◆ What to work on:
Give back every line exactly as it appears, pictures excluded.

◆ Material shown:
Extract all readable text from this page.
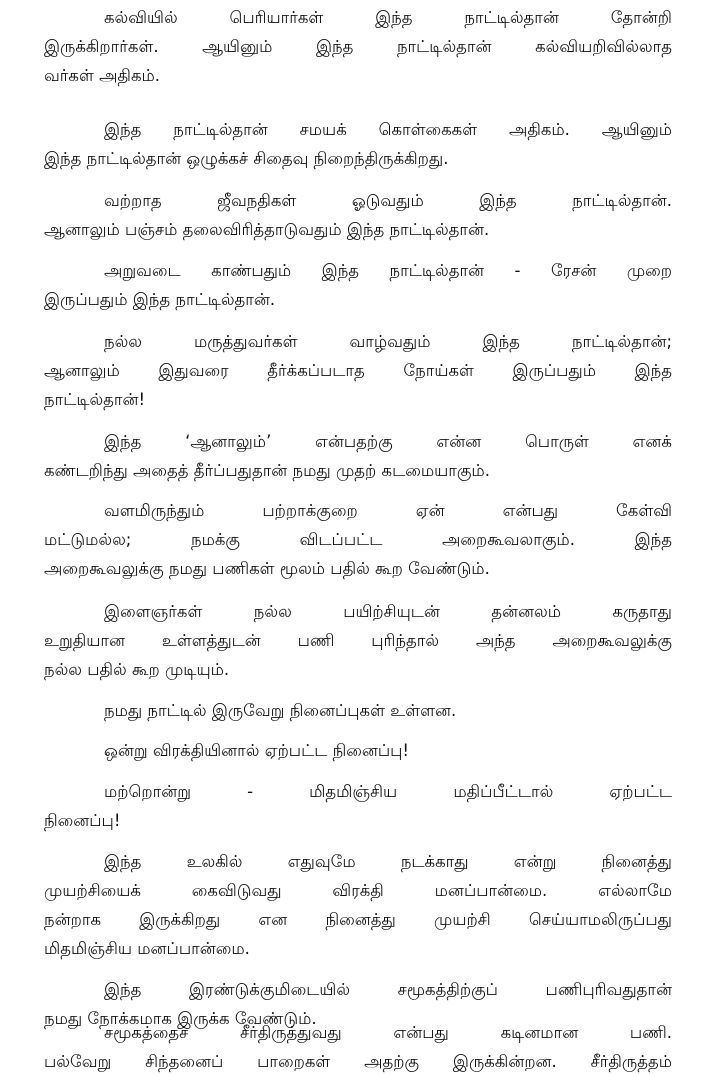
கல்வியில் பெரியார்கள் இந்த நாட்டில்தான் தோன்றி
இருக்கிறார்கள். ஆயினும் இந்த நாட்டில்தான் கல்வியறிவில்லாத
வர்கள் அதிகம்.
இந்த நாட்டில்தான் சமயக் கொள்கைகள் அதிகம். ஆயினும்
இந்த நாட்டில்தான் ஒழுக்கச் சிதைவு நிறைந்திருக்கிறது.
வற்றாத ஜீவநதிகள் ஓடுவதும் இந்த நாட்டில்தான்.
ஆனாலும் பஞ்சம் தலைவிரித்தாடுவதும் இந்த நாட்டில்தான்.
அறுவடை காண்பதும் இந்த நாட்டில்தான் - ரேசன் முறை
இருப்பதும் இந்த நாட்டில்தான்.
நல்ல மருத்துவர்கள் வாழ்வதும் இந்த நாட்டில்தான்;
ஆனாலும் இதுவரை தீர்க்கப்படாத நோய்கள் இருப்பதும் இந்த
நாட்டில்தான்!
இந்த ‘ஆனாலும்’ என்பதற்கு என்ன பொருள் எனக்
கண்டறிந்து அதைத் தீர்ப்பதுதான் நமது முதற் கடமையாகும்.
வளமிருந்தும் பற்றாக்குறை ஏன் என்பது கேள்வி
மட்டுமல்ல; நமக்கு விடப்பட்ட அறைகூவலாகும். இந்த
அறைகூவலுக்கு நமது பணிகள் மூலம் பதில் கூற வேண்டும்.
இளைஞர்கள் நல்ல பயிற்சியுடன் தன்னலம் கருதாது
உறுதியான உள்ளத்துடன் பணி புரிந்தால் அந்த அறைகூவலுக்கு
நல்ல பதில் கூற முடியும்.
நமது நாட்டில் இருவேறு நினைப்புகள் உள்ளன.
ஒன்று விரக்தியினால் ஏற்பட்ட நினைப்பு!
மற்றொன்று - மிதமிஞ்சிய மதிப்பீட்டால் ஏற்பட்ட
நினைப்பு!
இந்த உலகில் எதுவுமே நடக்காது என்று நினைத்து
முயற்சியைக் கைவிடுவது விரக்தி மனப்பான்மை. எல்லாமே
நன்றாக இருக்கிறது என நினைத்து முயற்சி செய்யாமலிருப்பது
மிதமிஞ்சிய மனப்பான்மை.
இந்த இரண்டுக்குமிடையில் சமூகத்திற்குப் பணிபுரிவதுதான்
நமது நோக்கமாக இருக்க வேண்டும்.
சமூகத்தைச் சீர்திருத்துவது என்பது கடினமான பணி.
பல்வேறு சிந்தனைப் பாறைகள் அதற்கு இருக்கின்றன. சீர்திருத்தம்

◆ Answer:
Extract all readable text from this page.
கல்வியில் பெரியார்கள் இந்த நாட்டில்தான் தோன்றி
இருக்கிறார்கள். ஆயினும் இந்த நாட்டில்தான் கல்வியறிவில்லாத
வர்கள் அதிகம்.
இந்த நாட்டில்தான் சமயக் கொள்கைகள் அதிகம். ஆயினும்
இந்த நாட்டில்தான் ஒழுக்கச் சிதைவு நிறைந்திருக்கிறது.
வற்றாத ஜீவநதிகள் ஓடுவதும் இந்த நாட்டில்தான்.
ஆனாலும் பஞ்சம் தலைவிரித்தாடுவதும் இந்த நாட்டில்தான்.
அறுவடை காண்பதும் இந்த நாட்டில்தான் - ரேசன் முறை
இருப்பதும் இந்த நாட்டில்தான்.
நல்ல மருத்துவர்கள் வாழ்வதும் இந்த நாட்டில்தான்;
ஆனாலும் இதுவரை தீர்க்கப்படாத நோய்கள் இருப்பதும் இந்த
நாட்டில்தான்!
இந்த ‘ஆனாலும்’ என்பதற்கு என்ன பொருள் எனக்
கண்டறிந்து அதைத் தீர்ப்பதுதான் நமது முதற் கடமையாகும்.
வளமிருந்தும் பற்றாக்குறை ஏன் என்பது கேள்வி
மட்டுமல்ல; நமக்கு விடப்பட்ட அறைகூவலாகும். இந்த
அறைகூவலுக்கு நமது பணிகள் மூலம் பதில் கூற வேண்டும்.
இளைஞர்கள் நல்ல பயிற்சியுடன் தன்னலம் கருதாது
உறுதியான உள்ளத்துடன் பணி புரிந்தால் அந்த அறைகூவலுக்கு
நல்ல பதில் கூற முடியும்.
நமது நாட்டில் இருவேறு நினைப்புகள் உள்ளன.
ஒன்று விரக்தியினால் ஏற்பட்ட நினைப்பு!
மற்றொன்று - மிதமிஞ்சிய மதிப்பீட்டால் ஏற்பட்ட
நினைப்பு!
இந்த உலகில் எதுவுமே நடக்காது என்று நினைத்து
முயற்சியைக் கைவிடுவது விரக்தி மனப்பான்மை. எல்லாமே
நன்றாக இருக்கிறது என நினைத்து முயற்சி செய்யாமலிருப்பது
மிதமிஞ்சிய மனப்பான்மை.
இந்த இரண்டுக்குமிடையில் சமூகத்திற்குப் பணிபுரிவதுதான்
நமது நோக்கமாக இருக்க வேண்டும்.
சமூகத்தைச் சீர்திருத்துவது என்பது கடினமான பணி.
பல்வேறு சிந்தனைப் பாறைகள் அதற்கு இருக்கின்றன. சீர்திருத்தம்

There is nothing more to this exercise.